Stored entries:
****************
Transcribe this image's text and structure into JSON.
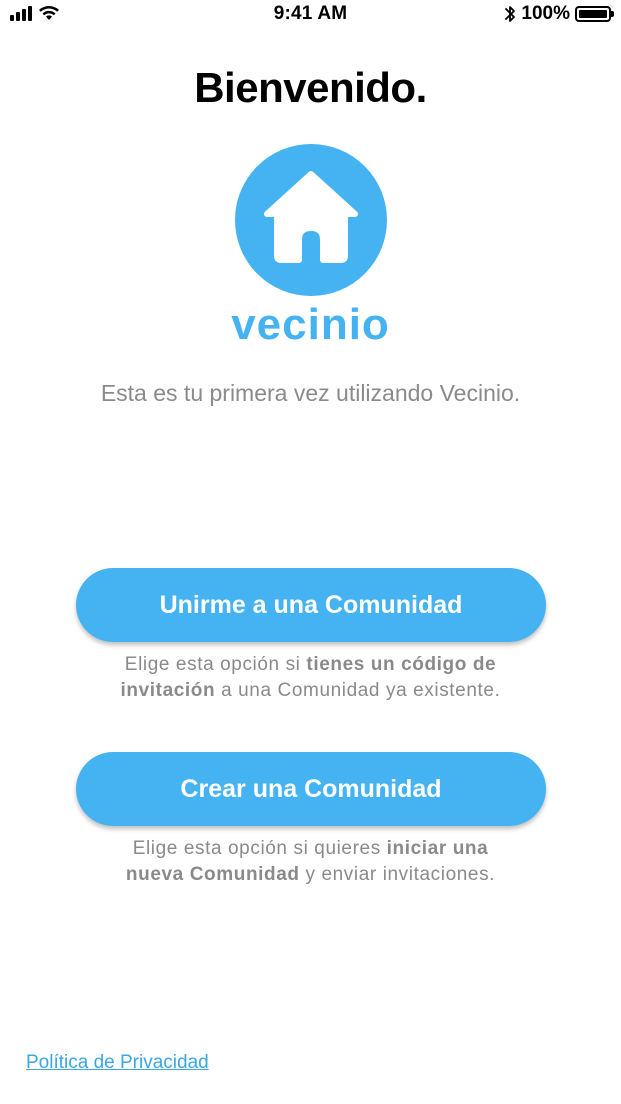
{
  "status_bar": {
    "time": "9:41 AM",
    "battery": "100%",
    "battery_level": 1.0
  },
  "welcome": {
    "title": "Bienvenido.",
    "brand_name": "vecinio",
    "logo_icon": "house-icon",
    "intro": "Esta es tu primera vez utilizando Vecinio."
  },
  "actions": {
    "join": {
      "label": "Unirme a una Comunidad",
      "hint_pre": "Elige esta opción si ",
      "hint_bold_1": "tienes un código de",
      "hint_bold_2": "invitación",
      "hint_post": " a una Comunidad ya existente."
    },
    "create": {
      "label": "Crear una Comunidad",
      "hint_pre": "Elige esta opción si quieres ",
      "hint_bold_1": "iniciar una",
      "hint_bold_2": "nueva Comunidad",
      "hint_post": " y enviar invitaciones."
    }
  },
  "footer": {
    "privacy_link": "Política de Privacidad"
  },
  "colors": {
    "accent": "#45b3f1",
    "muted_text": "#8a8a8a",
    "link": "#3aa6e6"
  }
}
****************
Which lines hold the string "Elige"? Copy all of them from the data above.

      "hint_pre": "Elige esta opción si ",
      "hint_pre": "Elige esta opción si quieres ",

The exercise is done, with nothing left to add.